### TO DO
a: Reproduce the text on Fredericksburg Impact verbatim from "Fredericksburg Impact is" to "of Fredericksburg, Virginia.".
b: Render into Spanish this sentence from the text on Fredericksburg Impact: "The team plays its home games at the Battleground Athletic Complex at the University of Mary Washington in the city of Fredericksburg, Virginia."
c: Convert the paragraph beginning "Fredericksburg Impact is an American women's soccer team" in the text on Fredericksburg Impact into a bulleted list of its key facts.

### PASSAGE GIVEN
Fredericksburg Impact
- Full name: Fredericksburg Impact
- Nickname: The Impact
- Founded: 2011
- Stadium: Battleground Athletic Complex
- Capacity: 750
- Chairman: Pete Cinalli
- Manager: Jen Woodie
- League: W-League
- 2013: 3rd, Northeastern Conference Playoffs: DNQ

= Fredericksburg Impact =

Fredericksburg Impact is an American women's soccer team, founded in 1995. The team is a member of the United Soccer Leagues W-League, the second tier of women's soccer in the United States and Canada. The team plays in the Atlantic Division of the Eastern Conference against the Dayton Dutch Lions WFC, D.C. United Women, Hampton Roads Piranhas, and Northern Virginia Majestics.

The team plays its home games at the Battleground Athletic Complex at the University of Mary Washington in the city of Fredericksburg, Virginia.

### LISTED RECORDS
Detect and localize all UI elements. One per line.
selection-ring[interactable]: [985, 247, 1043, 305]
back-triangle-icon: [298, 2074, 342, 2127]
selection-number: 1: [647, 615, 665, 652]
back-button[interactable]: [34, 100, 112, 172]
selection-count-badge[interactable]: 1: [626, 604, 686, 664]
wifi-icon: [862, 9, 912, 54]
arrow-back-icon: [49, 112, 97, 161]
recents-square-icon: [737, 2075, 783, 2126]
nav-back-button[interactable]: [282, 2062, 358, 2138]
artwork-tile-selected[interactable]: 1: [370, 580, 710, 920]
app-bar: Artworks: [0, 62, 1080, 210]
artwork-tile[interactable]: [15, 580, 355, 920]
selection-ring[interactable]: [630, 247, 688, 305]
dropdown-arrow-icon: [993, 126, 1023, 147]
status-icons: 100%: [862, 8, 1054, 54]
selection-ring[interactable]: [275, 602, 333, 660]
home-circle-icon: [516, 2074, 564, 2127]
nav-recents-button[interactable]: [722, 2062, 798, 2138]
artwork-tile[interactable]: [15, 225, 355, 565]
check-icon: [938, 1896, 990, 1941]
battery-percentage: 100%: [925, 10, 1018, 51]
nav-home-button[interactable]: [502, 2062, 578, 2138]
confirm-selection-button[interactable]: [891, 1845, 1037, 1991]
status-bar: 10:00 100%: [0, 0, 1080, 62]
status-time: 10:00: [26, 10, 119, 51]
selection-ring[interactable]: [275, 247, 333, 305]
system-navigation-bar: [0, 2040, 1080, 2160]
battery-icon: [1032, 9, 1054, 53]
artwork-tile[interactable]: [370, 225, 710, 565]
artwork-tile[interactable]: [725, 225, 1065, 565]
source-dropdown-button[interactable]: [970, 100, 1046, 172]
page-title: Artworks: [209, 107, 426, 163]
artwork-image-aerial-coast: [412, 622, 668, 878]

### TASK ANSWERS
a:
Fredericksburg Impact is an American women's soccer team, founded in 1995. The team is a member of the United Soccer Leagues W-League, the second tier of women's soccer in the United States and Canada. The team plays in the Atlantic Division of the Eastern Conference against the Dayton Dutch Lions WFC, D.C. United Women, Hampton Roads Piranhas, and Northern Virginia Majestics.

The team plays its home games at the Battleground Athletic Complex at the University of Mary Washington in the city of Fredericksburg, Virginia.

b: El equipo juega sus partidos como local en el Battleground Athletic Complex de la Universidad de Mary Washington, en la ciudad de Fredericksburg, Virginia.

c:
- American women's soccer team, founded in 1995
- Member of the United Soccer Leagues W-League, the second tier of women's soccer in the United States and Canada
- Plays in the Atlantic Division of the Eastern Conference
- Division opponents: Dayton Dutch Lions WFC, D.C. United Women, Hampton Roads Piranhas, and Northern Virginia Majestics